[Some records]
###
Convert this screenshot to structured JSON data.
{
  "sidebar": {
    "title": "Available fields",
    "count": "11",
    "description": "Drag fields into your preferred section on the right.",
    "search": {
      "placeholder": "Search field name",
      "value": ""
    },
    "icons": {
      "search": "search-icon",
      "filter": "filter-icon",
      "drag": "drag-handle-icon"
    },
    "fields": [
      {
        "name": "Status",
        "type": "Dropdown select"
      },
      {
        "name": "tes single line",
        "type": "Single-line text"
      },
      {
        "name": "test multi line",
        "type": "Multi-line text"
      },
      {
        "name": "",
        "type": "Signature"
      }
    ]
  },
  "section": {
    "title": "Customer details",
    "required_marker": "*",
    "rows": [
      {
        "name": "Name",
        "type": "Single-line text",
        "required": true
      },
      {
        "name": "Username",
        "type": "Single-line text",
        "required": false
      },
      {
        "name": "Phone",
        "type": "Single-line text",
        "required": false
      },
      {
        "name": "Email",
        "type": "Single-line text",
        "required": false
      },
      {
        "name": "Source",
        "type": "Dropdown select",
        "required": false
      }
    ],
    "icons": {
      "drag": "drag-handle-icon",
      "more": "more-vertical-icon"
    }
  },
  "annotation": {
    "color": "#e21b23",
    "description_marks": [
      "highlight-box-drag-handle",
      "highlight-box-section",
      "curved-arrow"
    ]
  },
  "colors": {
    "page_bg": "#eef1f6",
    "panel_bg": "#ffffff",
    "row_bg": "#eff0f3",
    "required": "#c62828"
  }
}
###
**Requirements**
Within the records above, how many lines include the word "Dropdown"? State the number by itself.

**The output**
2